Exercise: In the entries that follow, how many lines contain the word "нарушать"? Answer with the number only.

Records provided:
begin
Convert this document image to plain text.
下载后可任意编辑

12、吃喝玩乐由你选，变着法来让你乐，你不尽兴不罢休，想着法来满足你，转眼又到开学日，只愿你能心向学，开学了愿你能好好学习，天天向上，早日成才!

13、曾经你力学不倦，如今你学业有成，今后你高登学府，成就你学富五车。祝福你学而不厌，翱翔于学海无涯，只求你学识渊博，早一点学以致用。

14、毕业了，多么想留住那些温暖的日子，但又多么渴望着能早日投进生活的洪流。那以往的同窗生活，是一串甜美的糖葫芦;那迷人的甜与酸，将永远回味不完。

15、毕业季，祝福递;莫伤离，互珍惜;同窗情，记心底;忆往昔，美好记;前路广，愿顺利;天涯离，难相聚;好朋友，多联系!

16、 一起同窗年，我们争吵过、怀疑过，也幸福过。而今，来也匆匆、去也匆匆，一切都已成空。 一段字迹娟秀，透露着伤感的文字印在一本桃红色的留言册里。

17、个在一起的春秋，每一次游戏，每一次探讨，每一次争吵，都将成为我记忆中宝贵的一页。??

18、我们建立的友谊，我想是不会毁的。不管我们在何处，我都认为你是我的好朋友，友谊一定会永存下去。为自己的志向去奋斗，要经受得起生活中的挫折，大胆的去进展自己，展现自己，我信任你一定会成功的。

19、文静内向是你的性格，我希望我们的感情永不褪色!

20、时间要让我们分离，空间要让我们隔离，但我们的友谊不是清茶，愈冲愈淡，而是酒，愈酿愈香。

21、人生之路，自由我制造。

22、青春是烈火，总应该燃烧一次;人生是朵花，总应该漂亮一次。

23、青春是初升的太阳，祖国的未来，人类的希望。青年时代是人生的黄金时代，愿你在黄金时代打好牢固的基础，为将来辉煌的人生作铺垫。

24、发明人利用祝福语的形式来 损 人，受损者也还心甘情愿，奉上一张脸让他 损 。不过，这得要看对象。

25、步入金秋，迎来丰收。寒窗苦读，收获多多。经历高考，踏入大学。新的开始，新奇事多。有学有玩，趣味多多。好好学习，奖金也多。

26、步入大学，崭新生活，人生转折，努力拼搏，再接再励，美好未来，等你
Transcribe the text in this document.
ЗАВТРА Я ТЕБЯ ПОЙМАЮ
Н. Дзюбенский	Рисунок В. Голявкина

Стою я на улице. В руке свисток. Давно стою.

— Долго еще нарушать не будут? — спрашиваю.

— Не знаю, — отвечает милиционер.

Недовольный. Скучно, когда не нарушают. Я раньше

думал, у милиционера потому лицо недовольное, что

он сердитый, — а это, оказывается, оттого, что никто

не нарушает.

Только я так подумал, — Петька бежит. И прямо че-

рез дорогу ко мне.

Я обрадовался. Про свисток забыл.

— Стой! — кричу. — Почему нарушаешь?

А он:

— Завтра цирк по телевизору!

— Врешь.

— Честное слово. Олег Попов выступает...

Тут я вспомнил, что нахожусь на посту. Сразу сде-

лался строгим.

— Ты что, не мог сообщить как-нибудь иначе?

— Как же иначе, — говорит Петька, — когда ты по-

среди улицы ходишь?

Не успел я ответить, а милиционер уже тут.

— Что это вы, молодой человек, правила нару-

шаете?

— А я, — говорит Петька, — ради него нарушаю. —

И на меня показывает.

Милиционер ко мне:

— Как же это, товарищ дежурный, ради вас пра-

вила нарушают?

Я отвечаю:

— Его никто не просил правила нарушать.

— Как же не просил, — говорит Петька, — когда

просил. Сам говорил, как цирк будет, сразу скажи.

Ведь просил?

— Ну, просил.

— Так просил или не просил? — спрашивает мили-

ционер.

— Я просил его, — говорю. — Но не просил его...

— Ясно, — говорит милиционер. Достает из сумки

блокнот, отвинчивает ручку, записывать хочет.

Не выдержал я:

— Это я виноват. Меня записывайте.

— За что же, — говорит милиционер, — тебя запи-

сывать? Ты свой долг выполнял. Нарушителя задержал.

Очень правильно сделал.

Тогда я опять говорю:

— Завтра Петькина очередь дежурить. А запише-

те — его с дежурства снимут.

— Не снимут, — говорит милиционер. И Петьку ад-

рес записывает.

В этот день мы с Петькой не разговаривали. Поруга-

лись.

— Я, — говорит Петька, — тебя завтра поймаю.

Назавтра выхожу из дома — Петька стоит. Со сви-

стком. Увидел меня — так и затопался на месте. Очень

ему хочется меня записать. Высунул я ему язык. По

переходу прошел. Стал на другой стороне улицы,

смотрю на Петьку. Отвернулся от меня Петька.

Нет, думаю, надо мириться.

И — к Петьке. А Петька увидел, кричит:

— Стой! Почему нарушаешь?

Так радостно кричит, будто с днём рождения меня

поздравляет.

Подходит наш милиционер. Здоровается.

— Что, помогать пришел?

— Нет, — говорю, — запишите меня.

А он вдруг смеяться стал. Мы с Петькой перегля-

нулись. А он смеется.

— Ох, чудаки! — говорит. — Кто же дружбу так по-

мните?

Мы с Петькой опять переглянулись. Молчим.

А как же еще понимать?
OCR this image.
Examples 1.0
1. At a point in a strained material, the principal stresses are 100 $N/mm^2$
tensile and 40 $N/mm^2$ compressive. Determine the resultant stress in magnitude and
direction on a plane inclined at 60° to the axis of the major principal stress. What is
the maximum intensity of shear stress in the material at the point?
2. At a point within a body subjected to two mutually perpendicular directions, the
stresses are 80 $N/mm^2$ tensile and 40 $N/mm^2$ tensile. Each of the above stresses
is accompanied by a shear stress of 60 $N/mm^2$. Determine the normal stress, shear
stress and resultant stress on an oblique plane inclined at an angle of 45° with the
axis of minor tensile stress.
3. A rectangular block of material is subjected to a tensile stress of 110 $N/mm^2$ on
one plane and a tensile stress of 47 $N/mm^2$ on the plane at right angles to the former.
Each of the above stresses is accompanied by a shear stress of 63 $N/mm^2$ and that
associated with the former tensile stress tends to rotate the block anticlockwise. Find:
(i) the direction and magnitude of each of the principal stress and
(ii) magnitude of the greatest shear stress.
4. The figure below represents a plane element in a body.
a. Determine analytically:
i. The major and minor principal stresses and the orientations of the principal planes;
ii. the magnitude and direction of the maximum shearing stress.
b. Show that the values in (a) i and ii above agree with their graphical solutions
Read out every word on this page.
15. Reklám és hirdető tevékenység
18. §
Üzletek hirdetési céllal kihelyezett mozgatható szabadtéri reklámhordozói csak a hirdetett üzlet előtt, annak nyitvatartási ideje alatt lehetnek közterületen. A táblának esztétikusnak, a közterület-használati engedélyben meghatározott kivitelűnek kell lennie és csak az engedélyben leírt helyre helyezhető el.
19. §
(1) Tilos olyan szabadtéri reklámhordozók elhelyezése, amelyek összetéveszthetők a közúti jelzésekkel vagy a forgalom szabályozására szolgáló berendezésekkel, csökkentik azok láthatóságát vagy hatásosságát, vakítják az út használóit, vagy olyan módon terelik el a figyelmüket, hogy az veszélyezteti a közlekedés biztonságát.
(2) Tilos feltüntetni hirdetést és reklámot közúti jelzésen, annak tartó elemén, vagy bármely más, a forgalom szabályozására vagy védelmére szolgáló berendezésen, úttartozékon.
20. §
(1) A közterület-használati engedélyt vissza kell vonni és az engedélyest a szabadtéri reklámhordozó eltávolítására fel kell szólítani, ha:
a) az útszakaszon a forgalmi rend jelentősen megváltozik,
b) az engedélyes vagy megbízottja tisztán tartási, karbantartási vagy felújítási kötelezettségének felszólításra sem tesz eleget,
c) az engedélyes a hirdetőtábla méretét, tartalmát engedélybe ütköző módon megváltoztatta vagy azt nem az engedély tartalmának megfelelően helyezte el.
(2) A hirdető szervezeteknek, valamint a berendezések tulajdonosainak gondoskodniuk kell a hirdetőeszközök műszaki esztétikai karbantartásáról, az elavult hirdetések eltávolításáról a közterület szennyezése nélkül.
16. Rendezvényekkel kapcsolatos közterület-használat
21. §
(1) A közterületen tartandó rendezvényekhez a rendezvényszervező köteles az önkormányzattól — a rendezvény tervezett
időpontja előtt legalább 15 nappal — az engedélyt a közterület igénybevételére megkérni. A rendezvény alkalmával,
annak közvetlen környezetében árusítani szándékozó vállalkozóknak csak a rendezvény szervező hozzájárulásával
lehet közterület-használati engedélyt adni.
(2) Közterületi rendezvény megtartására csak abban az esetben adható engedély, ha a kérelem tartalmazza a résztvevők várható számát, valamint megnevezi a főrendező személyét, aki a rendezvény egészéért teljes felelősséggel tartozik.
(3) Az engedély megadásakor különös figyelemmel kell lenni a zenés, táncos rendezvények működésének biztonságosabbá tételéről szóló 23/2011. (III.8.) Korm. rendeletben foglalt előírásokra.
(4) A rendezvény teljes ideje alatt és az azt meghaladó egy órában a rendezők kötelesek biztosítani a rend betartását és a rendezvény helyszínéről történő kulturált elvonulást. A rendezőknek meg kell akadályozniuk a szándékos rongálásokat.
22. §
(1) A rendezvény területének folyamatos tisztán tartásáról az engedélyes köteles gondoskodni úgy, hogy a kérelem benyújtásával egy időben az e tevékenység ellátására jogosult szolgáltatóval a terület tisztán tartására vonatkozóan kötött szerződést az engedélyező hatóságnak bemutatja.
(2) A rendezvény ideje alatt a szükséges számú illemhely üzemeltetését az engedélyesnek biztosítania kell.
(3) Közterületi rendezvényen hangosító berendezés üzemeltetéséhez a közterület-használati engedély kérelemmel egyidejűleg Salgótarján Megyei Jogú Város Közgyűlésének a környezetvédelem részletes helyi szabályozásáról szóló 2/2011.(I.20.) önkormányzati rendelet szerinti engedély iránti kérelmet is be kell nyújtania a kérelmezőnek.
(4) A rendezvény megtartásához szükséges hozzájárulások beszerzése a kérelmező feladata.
end
Output of the task: 2